### EXTRACTED TEXT
▬▬▬▬▬▬

According to the Census Bureau, 37.2 million people (more than 11% of the American population) live below the poverty line. The poverty line, by the way, doesn't factor in the cost of living in each state. What is the poverty line? It's the income the government has deemed necessary for a person or family to constitute "not poverty." The current poverty guideline for a family of four is $26,500 yearly income.

According to Financer, the cheapest state to live in is Mississippi, where the median income is still almost $20k more than the poverty line. The average rent in Mississippi is $795 a month, or $9,540 a year. If you're living right at the poverty guideline of $26,500, you're left with $16,960 a year or $1,413 a month to pay for utilities, car payments/insurance, and... groceries. That seems unattainable even in the cheapest state in the U.S. Now, try doing it in California, the most expensive, where the average rent for a two-bedroom apartment is $2,274, according to RentData.org.

How can you get meal assistance now?

1. - 2. National School Breakfast and Lunch Programs

While the Child Nutrition Waiver is ending, it's worth noting that not all meal help is coming to an end. The free and reduced breakfast and lunch programs you were aware of as a child still exist. As a matter of fact, pre-pandemic, the National School Lunch Program (NSLP) gave out roughly 29.6 free or "low-cost" lunches each day in 2019. And the good news is that the NSLP and National School Breakfast Program use a scale to determine a family's qualification that actually starts above the poverty line.

  • If your family is at or below 130% of the federal poverty line, your kids will qualify for free lunch.
  • If your family is between 131-185% of the federal poverty line, your children will qualify for reduced-cost lunch.

You can apply for the program directly at your students' schools — they should send home paperwork to every student within the first week of school. If not, however, call or visit the school office. It also merits mentioning that school districts and schools can choose to participate in the program, so these options are not truly universal.

▬▬▬▬▬▬

### DATA FOR ANALYSIS
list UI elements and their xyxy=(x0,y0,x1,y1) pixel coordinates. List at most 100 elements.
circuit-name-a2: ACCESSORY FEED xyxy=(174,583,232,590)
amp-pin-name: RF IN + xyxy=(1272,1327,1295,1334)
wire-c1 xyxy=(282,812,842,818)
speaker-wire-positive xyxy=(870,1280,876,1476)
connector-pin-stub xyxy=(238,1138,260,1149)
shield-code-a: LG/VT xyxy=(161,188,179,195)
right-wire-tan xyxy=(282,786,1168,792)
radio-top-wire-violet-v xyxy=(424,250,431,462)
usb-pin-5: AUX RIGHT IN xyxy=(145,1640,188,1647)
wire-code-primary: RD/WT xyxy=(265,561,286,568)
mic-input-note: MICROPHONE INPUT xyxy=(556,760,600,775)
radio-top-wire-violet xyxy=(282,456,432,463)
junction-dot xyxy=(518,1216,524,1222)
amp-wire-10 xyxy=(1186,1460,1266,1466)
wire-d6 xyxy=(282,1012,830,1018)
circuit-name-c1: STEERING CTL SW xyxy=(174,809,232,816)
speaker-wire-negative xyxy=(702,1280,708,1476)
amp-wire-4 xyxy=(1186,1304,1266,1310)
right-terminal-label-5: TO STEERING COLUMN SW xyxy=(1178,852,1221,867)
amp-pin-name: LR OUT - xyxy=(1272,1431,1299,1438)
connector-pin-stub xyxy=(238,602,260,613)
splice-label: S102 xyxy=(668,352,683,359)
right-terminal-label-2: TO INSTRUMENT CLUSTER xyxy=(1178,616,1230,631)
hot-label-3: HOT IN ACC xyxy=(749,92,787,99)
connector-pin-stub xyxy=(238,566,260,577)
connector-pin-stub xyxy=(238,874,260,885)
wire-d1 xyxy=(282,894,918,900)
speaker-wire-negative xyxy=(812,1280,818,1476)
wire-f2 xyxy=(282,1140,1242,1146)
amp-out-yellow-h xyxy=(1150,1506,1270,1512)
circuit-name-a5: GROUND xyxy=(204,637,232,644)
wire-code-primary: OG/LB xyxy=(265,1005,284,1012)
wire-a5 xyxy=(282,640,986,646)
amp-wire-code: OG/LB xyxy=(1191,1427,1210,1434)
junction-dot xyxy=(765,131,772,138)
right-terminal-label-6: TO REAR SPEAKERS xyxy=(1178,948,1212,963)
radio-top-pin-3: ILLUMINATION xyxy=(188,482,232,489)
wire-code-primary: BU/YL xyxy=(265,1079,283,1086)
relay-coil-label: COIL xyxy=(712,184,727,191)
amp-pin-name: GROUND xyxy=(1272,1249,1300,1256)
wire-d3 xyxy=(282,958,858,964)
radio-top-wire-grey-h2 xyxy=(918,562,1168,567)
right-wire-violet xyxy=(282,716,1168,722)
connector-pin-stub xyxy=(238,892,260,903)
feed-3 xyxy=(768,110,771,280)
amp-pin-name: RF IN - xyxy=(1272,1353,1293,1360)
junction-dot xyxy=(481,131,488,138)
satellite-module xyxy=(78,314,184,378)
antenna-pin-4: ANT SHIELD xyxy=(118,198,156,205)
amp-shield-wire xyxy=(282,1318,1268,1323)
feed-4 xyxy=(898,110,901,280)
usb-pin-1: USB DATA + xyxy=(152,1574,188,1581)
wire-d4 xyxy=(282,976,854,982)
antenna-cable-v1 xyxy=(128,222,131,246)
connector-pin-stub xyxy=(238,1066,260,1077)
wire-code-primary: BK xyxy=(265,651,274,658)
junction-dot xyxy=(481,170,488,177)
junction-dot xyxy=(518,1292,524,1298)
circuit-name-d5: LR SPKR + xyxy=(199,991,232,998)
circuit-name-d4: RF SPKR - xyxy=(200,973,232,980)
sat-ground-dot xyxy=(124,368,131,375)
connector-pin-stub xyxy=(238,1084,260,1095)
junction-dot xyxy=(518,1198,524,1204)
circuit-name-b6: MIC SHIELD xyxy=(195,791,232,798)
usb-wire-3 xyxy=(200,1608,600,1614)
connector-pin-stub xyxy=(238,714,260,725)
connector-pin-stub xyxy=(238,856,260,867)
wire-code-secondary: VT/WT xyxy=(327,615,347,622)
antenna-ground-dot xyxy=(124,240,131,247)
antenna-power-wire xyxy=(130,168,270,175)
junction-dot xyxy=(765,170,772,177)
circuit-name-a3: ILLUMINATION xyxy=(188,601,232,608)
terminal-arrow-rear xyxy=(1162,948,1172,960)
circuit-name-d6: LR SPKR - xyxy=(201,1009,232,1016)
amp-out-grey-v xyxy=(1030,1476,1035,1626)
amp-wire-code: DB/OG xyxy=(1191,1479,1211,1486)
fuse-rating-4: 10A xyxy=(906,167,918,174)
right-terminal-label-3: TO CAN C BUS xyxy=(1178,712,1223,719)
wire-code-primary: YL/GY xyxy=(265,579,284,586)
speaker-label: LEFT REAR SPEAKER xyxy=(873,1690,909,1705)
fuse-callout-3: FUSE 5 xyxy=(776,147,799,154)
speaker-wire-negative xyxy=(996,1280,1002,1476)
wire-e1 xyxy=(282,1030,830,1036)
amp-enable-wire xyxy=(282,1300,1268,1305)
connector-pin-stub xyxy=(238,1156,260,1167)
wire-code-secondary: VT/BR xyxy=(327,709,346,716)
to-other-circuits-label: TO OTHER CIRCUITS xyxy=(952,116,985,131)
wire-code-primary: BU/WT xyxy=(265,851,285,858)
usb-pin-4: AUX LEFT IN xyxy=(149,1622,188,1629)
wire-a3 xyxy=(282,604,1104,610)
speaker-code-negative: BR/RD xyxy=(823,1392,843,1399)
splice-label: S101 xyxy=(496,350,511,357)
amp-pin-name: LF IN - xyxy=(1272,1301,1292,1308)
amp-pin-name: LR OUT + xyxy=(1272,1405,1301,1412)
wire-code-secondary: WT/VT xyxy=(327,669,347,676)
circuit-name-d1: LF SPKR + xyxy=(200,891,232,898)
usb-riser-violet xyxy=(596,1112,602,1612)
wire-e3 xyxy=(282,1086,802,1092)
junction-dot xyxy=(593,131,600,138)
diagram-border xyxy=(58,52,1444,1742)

▬▬▬▬▬▬

### DIRECTIONS FOR THIS TASK
Extend the text on poverty and meal assistance, picking up right after its last sentence.

### TASK OUTPUT
3. BackPack Programs

Backpack Programs are essentially what you're probably picturing right now — a backpack filled with healthy, easy-to-prepare food for families. Food banks in Feeding America's member network partner with Boys and Girls Clubs, community centers, and schools to distribute this kid-friendly resource. There are over 11,000 Backpack Programs in the Feeding America network, and you can find one near you by plugging your zip code into their website.

4. Food Pantries

Speaking of Feeding America, they’re just one collection of food banks scattered across the country offering food assistance without asking a ton of questions. At most food banks, you can literally just show an ID or piece of mail with your zip code, and you'll then be ushered into what will look like a grocery store full of canned, frozen, and fresh food for you to pick out what you want and need and bring home to your family.

Many private businesses and farms offer food pantries or free markets, too. A great place to find resources is simply joining a neighborhood or city's Facebook group. Some communities might already have a document list with available neighborhood food pantries. Or, if you have the courage to post and ask (even anonymously), you'll most likely receive tons of resources.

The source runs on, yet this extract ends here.